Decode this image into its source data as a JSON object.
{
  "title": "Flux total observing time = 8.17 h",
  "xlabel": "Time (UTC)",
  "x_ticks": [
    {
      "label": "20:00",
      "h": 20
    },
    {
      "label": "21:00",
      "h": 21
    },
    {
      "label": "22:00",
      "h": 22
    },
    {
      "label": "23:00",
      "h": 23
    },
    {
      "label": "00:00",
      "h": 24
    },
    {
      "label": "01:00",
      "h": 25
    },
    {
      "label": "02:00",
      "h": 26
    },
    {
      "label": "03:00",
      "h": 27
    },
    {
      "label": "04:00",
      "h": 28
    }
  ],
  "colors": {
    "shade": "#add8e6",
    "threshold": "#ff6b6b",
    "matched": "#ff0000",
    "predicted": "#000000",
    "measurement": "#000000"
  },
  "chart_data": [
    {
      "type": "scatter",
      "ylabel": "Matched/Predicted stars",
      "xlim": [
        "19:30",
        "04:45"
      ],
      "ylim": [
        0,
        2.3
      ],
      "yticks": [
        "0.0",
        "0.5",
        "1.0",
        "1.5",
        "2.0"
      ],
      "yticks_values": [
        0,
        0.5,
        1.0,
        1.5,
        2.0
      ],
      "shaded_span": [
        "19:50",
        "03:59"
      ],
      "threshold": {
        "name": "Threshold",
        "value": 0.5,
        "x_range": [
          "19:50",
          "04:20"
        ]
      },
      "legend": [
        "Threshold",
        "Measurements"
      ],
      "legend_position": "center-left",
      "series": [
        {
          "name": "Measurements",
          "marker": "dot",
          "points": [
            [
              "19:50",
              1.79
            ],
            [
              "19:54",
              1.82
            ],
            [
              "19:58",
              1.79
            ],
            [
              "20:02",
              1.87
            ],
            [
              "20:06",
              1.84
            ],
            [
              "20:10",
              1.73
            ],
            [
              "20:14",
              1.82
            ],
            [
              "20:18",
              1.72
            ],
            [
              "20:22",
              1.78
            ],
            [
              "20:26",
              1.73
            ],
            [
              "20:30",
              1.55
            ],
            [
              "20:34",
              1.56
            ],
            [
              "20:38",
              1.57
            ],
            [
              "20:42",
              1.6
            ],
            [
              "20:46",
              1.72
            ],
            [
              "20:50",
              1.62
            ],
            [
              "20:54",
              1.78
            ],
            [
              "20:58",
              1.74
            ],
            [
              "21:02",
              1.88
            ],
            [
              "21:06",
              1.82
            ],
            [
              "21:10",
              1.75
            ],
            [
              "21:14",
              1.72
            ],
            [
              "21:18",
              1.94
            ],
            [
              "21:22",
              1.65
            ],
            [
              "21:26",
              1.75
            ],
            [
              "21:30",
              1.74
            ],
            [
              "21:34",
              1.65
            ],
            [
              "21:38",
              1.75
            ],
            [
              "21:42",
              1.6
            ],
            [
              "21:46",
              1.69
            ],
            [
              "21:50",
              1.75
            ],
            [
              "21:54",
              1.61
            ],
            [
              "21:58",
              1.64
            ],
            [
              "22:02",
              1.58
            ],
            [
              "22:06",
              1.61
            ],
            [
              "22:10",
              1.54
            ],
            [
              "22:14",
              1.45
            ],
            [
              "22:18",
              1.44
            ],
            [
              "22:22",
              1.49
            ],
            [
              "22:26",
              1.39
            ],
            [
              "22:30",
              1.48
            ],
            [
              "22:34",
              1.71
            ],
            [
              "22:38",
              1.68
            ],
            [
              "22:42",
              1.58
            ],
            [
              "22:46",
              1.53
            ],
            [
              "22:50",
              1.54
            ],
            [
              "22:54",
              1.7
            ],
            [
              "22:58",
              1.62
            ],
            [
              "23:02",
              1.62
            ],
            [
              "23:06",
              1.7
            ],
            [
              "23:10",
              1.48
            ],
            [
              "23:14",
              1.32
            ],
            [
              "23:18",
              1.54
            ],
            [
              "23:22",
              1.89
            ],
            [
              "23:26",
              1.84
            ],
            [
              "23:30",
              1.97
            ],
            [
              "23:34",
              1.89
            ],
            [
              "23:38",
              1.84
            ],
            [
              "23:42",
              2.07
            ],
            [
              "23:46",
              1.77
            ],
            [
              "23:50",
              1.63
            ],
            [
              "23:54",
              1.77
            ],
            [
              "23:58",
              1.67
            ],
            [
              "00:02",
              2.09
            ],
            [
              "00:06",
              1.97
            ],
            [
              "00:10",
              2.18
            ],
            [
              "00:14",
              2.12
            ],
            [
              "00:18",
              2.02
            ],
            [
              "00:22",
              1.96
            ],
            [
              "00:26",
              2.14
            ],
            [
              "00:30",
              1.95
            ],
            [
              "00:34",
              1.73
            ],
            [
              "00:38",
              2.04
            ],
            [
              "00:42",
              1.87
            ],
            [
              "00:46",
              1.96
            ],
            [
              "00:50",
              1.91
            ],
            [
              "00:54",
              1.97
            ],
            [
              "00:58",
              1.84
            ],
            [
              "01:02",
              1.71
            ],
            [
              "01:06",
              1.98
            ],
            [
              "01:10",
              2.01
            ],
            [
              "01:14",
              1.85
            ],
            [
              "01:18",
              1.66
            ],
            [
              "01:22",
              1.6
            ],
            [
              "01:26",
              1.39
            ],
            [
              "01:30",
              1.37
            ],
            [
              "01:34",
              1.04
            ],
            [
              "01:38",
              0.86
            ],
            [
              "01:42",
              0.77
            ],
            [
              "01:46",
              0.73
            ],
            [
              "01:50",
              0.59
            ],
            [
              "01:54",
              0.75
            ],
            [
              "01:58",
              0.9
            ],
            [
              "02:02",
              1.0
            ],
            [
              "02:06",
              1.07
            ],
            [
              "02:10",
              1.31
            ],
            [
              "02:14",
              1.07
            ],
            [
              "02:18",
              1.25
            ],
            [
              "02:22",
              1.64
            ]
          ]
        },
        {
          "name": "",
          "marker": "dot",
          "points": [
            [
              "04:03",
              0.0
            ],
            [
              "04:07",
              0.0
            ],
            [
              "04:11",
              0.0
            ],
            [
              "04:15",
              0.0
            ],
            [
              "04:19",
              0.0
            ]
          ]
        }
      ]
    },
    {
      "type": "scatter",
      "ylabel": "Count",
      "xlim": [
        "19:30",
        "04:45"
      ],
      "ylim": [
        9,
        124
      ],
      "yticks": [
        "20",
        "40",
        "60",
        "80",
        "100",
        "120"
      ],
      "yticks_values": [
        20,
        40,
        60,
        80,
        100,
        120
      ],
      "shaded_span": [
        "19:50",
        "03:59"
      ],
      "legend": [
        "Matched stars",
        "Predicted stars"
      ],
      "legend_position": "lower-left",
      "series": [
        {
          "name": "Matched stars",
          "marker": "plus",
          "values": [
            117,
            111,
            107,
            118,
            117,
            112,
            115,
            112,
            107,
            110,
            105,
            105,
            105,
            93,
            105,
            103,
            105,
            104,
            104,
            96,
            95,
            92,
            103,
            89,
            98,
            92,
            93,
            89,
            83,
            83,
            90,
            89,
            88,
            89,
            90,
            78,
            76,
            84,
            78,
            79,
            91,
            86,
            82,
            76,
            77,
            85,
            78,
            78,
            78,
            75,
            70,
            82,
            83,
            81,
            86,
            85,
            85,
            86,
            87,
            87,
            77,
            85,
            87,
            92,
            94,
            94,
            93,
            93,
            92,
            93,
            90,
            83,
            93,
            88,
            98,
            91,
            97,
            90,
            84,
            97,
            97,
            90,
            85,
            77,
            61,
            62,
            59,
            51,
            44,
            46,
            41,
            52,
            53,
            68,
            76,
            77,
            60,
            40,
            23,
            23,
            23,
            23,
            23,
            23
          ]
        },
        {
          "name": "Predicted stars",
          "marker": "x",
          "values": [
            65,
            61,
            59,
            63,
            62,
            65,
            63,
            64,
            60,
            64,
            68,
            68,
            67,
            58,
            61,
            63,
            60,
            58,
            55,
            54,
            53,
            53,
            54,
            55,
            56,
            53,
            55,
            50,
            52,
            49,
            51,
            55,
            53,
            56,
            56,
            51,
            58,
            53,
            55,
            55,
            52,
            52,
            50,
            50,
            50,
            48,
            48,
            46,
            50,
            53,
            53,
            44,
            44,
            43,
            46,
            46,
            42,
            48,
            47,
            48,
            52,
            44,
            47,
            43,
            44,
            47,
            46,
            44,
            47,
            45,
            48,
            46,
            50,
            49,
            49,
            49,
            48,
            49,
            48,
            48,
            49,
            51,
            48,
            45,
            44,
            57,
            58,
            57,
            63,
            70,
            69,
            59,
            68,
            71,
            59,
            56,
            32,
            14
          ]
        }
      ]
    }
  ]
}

□ □ □

DIRECTIONS - Work out how many lines in the entries hold the string "marker". Your answer should consist solely of that number.

TASK ANSWER - 4